Records:
────────────────────────────────────────

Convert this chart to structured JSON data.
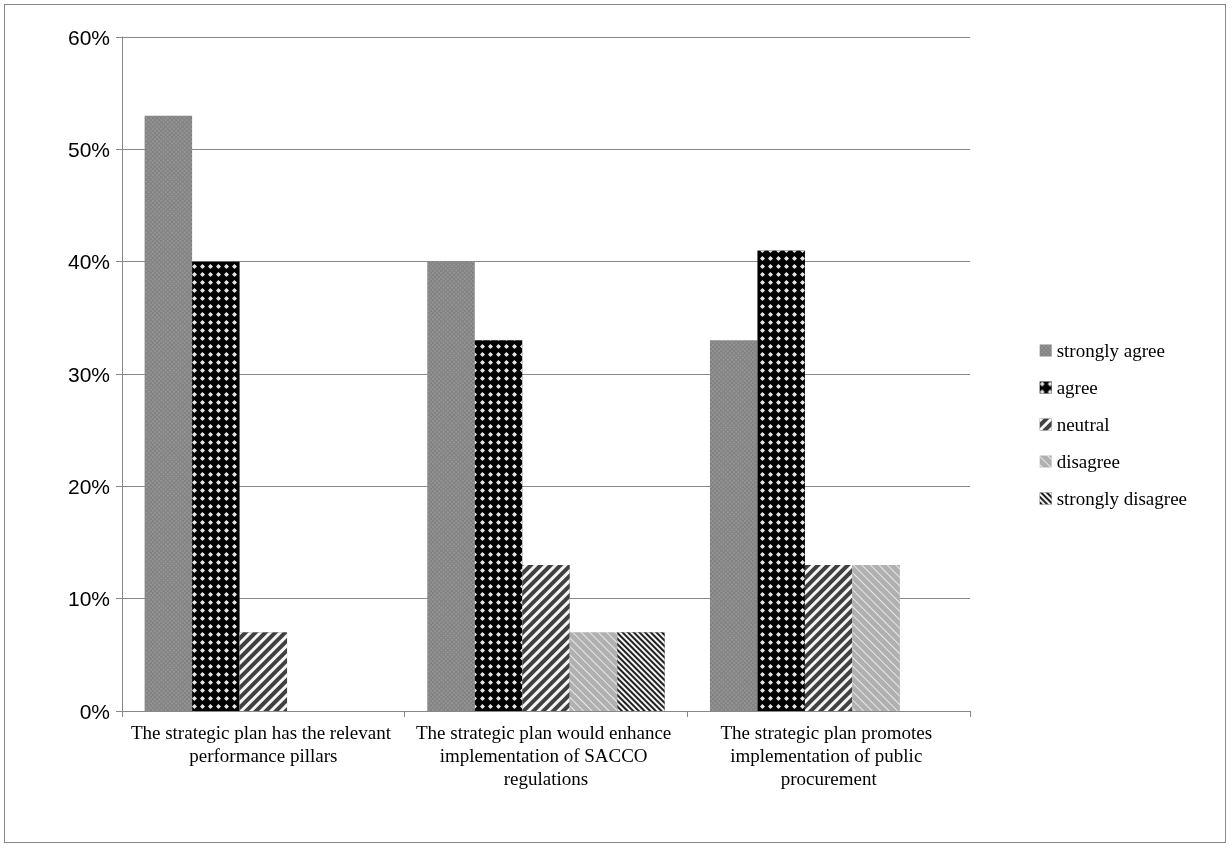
{
  "chart_data": {
    "type": "bar",
    "categories": [
      "The strategic plan has the relevant performance pillars",
      "The strategic plan would enhance implementation of SACCO regulations",
      "The strategic plan promotes implementation of public procurement"
    ],
    "series": [
      {
        "name": "strongly agree",
        "color": "#808080",
        "values": [
          53,
          40,
          33
        ]
      },
      {
        "name": "agree",
        "color": "#000000",
        "values": [
          40,
          33,
          41
        ]
      },
      {
        "name": "neutral",
        "color": "#404040",
        "values": [
          7,
          13,
          13
        ]
      },
      {
        "name": "disagree",
        "color": "#b0b0b0",
        "values": [
          null,
          7,
          13
        ]
      },
      {
        "name": "strongly disagree",
        "color": "#202020",
        "values": [
          null,
          7,
          null
        ]
      }
    ],
    "ylim": [
      0,
      60
    ],
    "yticks": [
      {
        "value": 0,
        "label": "0%"
      },
      {
        "value": 10,
        "label": "10%"
      },
      {
        "value": 20,
        "label": "20%"
      },
      {
        "value": 30,
        "label": "30%"
      },
      {
        "value": 40,
        "label": "40%"
      },
      {
        "value": 50,
        "label": "50%"
      },
      {
        "value": 60,
        "label": "60%"
      }
    ],
    "grid": "y",
    "legend": "right"
  }
}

────────────────────────────────────────

Reproduce the listing word for word and omit its pictures.

### Written response
Convert this chart to structured JSON data.
{
  "chart_data": {
    "type": "bar",
    "categories": [
      "The strategic plan has the relevant performance pillars",
      "The strategic plan would enhance implementation of SACCO regulations",
      "The strategic plan promotes implementation of public procurement"
    ],
    "series": [
      {
        "name": "strongly agree",
        "color": "#808080",
        "values": [
          53,
          40,
          33
        ]
      },
      {
        "name": "agree",
        "color": "#000000",
        "values": [
          40,
          33,
          41
        ]
      },
      {
        "name": "neutral",
        "color": "#404040",
        "values": [
          7,
          13,
          13
        ]
      },
      {
        "name": "disagree",
        "color": "#b0b0b0",
        "values": [
          null,
          7,
          13
        ]
      },
      {
        "name": "strongly disagree",
        "color": "#202020",
        "values": [
          null,
          7,
          null
        ]
      }
    ],
    "ylim": [
      0,
      60
    ],
    "yticks": [
      {
        "value": 0,
        "label": "0%"
      },
      {
        "value": 10,
        "label": "10%"
      },
      {
        "value": 20,
        "label": "20%"
      },
      {
        "value": 30,
        "label": "30%"
      },
      {
        "value": 40,
        "label": "40%"
      },
      {
        "value": 50,
        "label": "50%"
      },
      {
        "value": 60,
        "label": "60%"
      }
    ],
    "grid": "y",
    "legend": "right"
  }
}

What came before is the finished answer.